#### [GOAL OF THE EXERCISE]
Copy out all lines of the records in which the word "this" appears.

━━ STORED DATA ━━

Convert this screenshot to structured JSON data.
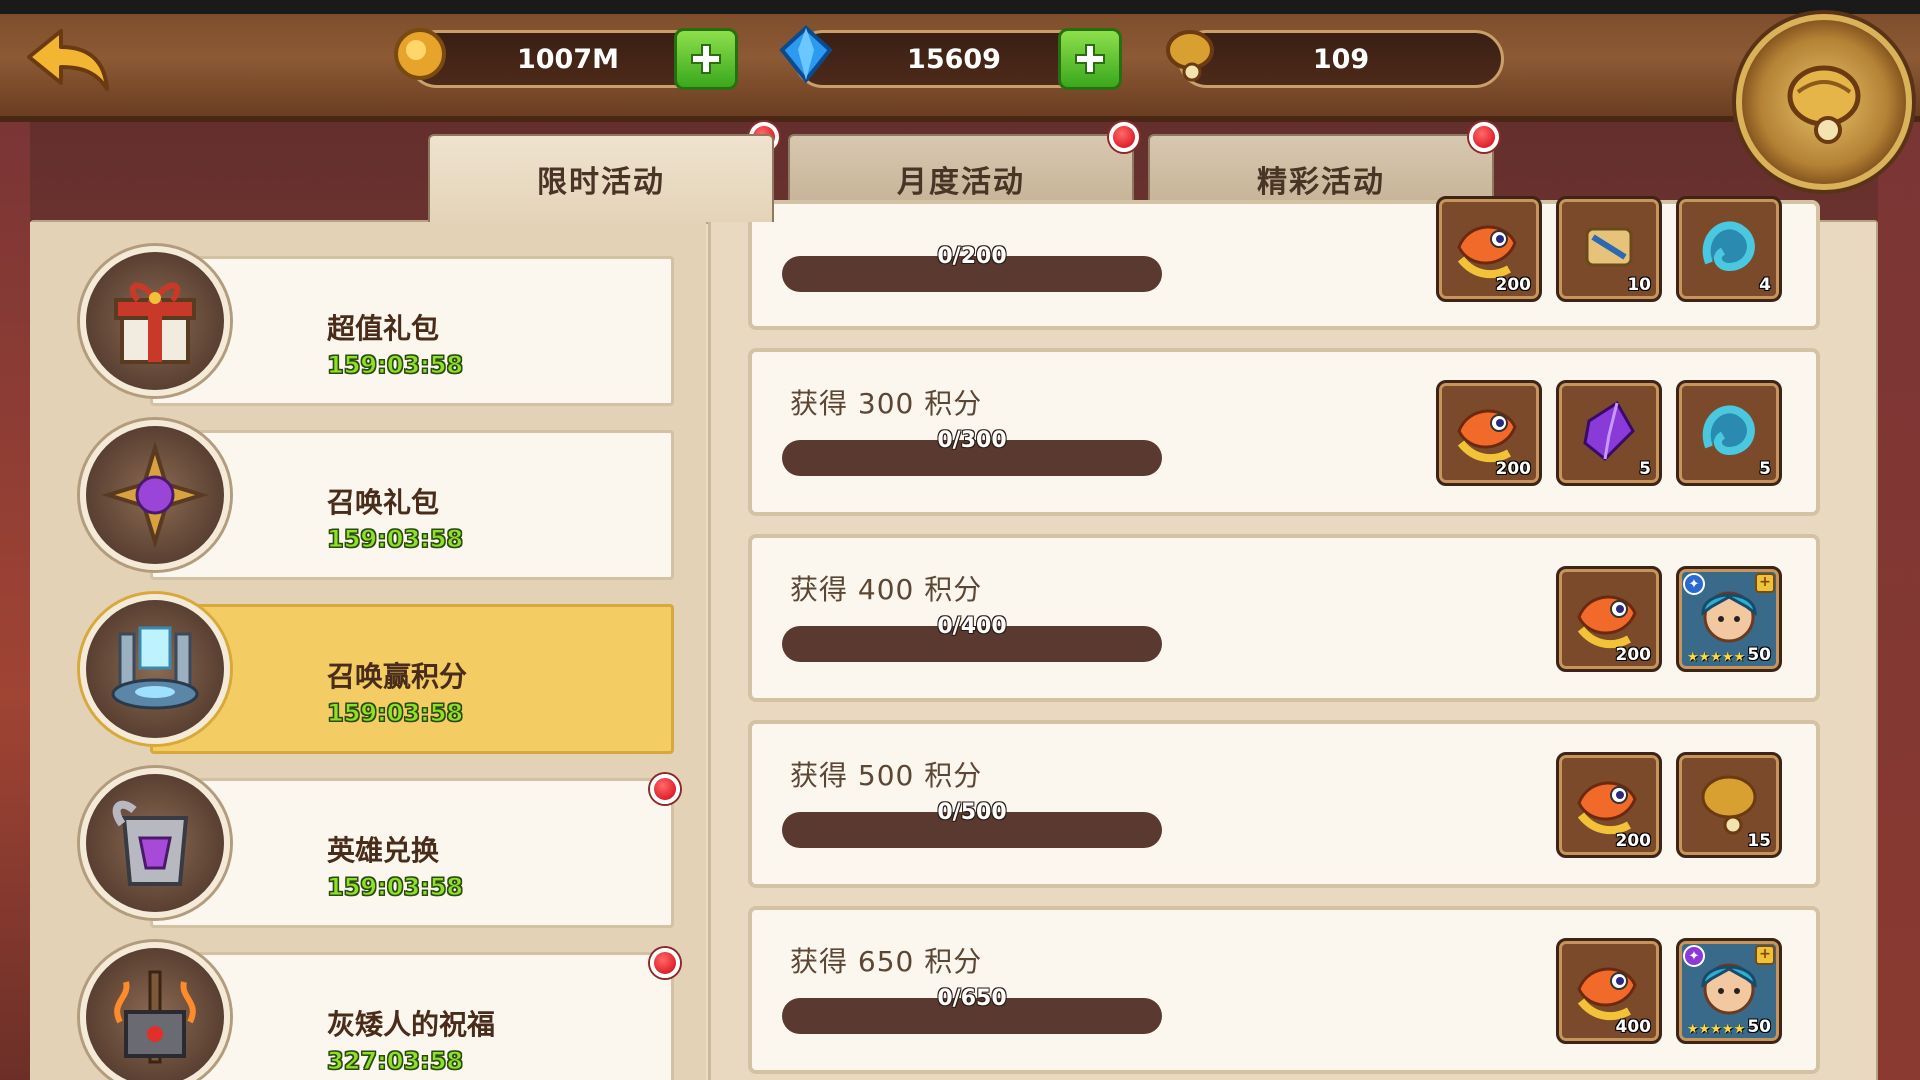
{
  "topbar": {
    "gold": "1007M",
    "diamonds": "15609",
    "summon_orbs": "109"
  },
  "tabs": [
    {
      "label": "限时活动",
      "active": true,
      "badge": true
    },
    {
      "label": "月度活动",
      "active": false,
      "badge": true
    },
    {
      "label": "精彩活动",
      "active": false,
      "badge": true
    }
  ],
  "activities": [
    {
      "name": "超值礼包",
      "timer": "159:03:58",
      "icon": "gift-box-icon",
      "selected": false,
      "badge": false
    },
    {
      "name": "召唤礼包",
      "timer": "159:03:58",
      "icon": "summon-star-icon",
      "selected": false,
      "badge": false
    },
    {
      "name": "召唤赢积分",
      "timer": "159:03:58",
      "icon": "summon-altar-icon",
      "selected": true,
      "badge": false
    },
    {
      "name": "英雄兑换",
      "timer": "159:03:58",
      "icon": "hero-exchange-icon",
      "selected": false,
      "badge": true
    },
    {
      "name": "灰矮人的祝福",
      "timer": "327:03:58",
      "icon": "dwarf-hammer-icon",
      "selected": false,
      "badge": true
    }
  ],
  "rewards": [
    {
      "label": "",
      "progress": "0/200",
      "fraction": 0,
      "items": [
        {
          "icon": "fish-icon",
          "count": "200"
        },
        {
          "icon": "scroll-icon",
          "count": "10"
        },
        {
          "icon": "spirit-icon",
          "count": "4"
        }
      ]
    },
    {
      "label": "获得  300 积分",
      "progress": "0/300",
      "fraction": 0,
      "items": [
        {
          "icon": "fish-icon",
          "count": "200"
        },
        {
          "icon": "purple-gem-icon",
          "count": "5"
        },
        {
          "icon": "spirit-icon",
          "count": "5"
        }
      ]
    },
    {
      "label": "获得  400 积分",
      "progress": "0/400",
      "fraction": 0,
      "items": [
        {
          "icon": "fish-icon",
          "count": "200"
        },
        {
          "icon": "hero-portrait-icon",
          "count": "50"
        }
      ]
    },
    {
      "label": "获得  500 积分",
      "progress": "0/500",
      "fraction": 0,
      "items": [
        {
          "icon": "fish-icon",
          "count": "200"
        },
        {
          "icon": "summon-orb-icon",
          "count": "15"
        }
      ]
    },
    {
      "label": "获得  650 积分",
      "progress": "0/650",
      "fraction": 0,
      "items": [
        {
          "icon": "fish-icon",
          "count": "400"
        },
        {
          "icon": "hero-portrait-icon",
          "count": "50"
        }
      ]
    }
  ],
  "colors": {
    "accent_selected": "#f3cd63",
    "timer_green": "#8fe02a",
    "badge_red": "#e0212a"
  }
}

━━━
━━ STORED DATA ━━

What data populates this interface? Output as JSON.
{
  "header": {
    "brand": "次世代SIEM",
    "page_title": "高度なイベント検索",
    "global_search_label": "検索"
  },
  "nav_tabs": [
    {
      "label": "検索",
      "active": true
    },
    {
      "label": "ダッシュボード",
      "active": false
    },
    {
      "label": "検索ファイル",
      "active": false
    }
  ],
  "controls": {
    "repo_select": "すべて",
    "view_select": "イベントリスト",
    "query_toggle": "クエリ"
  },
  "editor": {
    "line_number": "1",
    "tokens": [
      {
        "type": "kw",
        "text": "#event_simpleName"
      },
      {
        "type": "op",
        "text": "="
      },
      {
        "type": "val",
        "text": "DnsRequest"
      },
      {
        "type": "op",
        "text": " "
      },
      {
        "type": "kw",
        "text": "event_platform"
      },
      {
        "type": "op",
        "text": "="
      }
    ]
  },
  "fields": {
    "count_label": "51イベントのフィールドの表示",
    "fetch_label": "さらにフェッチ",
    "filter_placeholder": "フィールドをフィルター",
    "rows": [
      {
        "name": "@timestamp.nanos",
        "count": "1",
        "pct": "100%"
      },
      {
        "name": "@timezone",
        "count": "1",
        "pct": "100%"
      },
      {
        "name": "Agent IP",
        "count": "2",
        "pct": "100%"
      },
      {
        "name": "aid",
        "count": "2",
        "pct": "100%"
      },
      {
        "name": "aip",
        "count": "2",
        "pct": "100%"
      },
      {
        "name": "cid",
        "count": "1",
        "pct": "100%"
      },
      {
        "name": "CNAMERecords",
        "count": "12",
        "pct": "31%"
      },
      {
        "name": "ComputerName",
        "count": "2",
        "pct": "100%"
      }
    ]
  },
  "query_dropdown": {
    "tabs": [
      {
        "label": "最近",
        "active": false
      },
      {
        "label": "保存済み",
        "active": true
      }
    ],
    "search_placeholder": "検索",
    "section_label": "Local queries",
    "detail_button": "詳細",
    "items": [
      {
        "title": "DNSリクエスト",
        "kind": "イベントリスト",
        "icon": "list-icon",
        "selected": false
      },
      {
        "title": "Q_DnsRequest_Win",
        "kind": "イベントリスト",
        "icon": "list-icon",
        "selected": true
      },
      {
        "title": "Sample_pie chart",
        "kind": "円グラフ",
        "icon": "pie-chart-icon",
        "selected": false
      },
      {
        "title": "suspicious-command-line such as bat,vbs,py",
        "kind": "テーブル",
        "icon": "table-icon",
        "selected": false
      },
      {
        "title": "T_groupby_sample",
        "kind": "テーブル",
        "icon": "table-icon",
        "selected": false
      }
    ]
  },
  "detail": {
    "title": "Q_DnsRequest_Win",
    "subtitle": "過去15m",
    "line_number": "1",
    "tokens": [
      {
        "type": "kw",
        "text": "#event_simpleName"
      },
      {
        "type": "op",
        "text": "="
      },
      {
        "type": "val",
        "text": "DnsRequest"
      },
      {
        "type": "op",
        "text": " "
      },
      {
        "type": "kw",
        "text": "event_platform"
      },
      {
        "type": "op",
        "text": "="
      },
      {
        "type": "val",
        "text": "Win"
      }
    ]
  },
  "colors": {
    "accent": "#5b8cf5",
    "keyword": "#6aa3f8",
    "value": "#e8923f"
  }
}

━━━
━━ STORED DATA ━━

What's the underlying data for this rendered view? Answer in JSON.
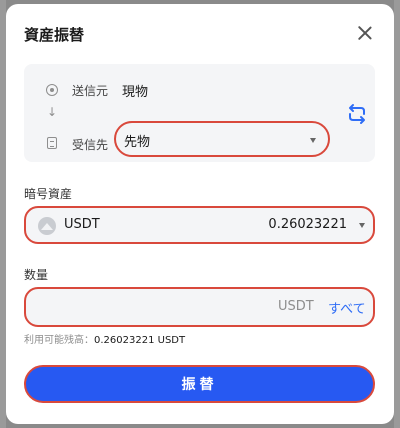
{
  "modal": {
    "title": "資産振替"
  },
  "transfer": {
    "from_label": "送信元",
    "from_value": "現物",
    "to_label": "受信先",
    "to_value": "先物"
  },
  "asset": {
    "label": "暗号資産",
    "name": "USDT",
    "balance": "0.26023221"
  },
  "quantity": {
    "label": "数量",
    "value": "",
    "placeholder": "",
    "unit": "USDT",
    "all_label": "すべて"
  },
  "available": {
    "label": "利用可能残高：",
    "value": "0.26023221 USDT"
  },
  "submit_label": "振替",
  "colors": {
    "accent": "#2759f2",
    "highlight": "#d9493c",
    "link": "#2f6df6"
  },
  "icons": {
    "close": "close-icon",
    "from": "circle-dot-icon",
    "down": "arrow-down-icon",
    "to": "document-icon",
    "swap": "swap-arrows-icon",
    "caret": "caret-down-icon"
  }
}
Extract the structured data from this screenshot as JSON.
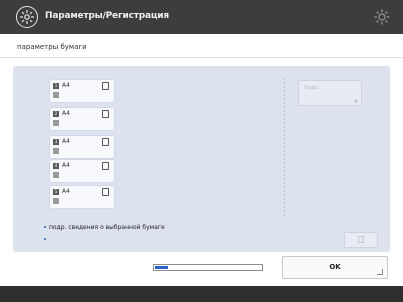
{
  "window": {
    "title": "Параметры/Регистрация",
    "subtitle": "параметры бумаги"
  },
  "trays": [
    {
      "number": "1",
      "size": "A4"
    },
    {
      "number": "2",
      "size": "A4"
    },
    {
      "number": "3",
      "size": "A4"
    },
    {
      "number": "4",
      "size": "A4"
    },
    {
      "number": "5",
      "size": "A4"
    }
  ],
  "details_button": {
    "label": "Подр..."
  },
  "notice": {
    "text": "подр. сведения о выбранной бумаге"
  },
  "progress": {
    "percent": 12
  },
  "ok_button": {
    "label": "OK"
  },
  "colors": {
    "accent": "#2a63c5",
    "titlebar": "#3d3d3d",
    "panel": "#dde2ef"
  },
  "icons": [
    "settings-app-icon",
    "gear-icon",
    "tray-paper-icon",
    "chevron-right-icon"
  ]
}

━━━

#### [ANSWER FOR THE TASK]
Convert this screenshot to structured JSON data.
What data populates this interface? Output as JSON.
What's the underlying data for this rendered view? Answer in JSON.
Extract the structured data from this screenshot as JSON.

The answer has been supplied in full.